▼
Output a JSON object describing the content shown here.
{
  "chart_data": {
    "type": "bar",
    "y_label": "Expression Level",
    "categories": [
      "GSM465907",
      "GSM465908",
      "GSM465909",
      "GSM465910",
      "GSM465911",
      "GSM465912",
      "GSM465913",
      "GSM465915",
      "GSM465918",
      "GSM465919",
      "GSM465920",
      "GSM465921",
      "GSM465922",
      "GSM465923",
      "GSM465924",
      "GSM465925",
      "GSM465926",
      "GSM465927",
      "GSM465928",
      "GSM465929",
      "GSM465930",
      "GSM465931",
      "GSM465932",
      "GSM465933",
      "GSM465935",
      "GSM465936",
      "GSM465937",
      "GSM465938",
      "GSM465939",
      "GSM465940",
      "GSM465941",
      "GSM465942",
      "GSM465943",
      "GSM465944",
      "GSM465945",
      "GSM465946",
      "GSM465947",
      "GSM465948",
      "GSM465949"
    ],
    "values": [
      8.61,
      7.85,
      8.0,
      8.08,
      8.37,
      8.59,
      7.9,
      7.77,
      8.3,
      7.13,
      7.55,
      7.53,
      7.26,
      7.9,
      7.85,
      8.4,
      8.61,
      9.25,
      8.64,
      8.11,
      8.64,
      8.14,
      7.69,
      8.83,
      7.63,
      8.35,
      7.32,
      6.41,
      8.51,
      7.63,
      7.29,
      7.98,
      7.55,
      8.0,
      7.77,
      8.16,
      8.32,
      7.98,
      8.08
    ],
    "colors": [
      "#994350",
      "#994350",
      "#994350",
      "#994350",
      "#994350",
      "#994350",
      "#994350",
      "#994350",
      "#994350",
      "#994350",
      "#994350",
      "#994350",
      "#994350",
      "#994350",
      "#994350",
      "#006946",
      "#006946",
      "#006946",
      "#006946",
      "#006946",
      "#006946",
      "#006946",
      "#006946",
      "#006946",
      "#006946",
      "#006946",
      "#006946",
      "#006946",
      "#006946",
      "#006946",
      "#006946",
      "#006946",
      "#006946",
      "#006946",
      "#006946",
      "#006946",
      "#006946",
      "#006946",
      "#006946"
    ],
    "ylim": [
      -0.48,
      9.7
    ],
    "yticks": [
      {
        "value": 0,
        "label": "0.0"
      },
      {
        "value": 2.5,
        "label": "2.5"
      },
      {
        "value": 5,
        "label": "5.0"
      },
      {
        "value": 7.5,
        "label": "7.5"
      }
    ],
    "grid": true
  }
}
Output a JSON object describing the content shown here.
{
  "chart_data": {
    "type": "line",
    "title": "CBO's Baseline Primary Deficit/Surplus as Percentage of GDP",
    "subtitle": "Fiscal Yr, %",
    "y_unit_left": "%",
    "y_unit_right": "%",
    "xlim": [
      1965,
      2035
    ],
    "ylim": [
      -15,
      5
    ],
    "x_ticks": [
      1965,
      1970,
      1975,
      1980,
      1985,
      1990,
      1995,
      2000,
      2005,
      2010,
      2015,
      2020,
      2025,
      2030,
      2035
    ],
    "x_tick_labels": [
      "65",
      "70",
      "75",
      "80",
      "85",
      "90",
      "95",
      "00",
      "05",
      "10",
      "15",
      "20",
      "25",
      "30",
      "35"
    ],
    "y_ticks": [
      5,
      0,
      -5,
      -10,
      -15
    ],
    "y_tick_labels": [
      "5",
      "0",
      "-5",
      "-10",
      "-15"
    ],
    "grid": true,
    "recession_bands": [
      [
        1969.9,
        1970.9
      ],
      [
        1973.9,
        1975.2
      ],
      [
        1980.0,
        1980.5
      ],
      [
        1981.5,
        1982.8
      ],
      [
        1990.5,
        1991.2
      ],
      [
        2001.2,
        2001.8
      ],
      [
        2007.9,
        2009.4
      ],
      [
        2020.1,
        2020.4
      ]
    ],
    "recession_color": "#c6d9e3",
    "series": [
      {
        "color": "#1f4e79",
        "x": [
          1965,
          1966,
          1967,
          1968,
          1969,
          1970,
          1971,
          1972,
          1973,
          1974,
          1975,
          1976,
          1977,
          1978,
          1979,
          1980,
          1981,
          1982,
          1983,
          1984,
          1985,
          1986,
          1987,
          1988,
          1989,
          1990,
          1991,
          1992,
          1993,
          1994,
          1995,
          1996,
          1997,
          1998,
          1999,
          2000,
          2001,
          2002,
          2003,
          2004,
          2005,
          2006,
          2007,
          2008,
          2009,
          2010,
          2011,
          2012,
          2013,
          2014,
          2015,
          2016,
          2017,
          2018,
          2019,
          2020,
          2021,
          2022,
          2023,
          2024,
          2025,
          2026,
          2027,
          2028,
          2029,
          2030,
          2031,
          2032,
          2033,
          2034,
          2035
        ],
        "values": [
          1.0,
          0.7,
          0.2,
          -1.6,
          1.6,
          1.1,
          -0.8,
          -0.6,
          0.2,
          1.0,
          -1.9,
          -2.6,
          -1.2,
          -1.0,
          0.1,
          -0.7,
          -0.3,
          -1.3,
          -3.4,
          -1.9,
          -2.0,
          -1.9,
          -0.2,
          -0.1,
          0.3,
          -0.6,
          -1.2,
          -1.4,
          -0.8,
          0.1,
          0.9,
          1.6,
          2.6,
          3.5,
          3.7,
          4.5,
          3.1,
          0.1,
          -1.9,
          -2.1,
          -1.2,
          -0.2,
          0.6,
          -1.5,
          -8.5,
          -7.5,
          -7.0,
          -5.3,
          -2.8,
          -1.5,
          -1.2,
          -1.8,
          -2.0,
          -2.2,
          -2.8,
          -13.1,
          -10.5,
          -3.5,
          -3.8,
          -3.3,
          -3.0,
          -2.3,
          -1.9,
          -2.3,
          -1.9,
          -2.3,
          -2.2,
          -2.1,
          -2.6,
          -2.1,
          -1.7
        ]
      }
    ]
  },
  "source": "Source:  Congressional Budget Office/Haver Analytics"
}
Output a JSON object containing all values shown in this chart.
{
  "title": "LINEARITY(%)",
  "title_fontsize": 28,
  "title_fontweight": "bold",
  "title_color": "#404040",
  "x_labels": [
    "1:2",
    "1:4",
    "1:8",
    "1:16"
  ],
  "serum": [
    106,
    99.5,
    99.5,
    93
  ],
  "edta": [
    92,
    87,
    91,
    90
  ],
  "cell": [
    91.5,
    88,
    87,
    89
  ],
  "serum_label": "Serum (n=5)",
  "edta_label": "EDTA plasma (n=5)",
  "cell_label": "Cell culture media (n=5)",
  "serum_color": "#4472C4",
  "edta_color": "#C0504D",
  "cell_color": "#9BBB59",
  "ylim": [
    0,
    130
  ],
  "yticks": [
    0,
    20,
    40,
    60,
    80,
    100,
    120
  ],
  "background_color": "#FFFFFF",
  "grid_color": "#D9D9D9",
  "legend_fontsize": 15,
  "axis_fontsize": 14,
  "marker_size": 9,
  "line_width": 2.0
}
▲
Read through the entries and copy every line that includes "values".

    "values": [
        "values": [
Output a JSON object containing all values shown in this chart.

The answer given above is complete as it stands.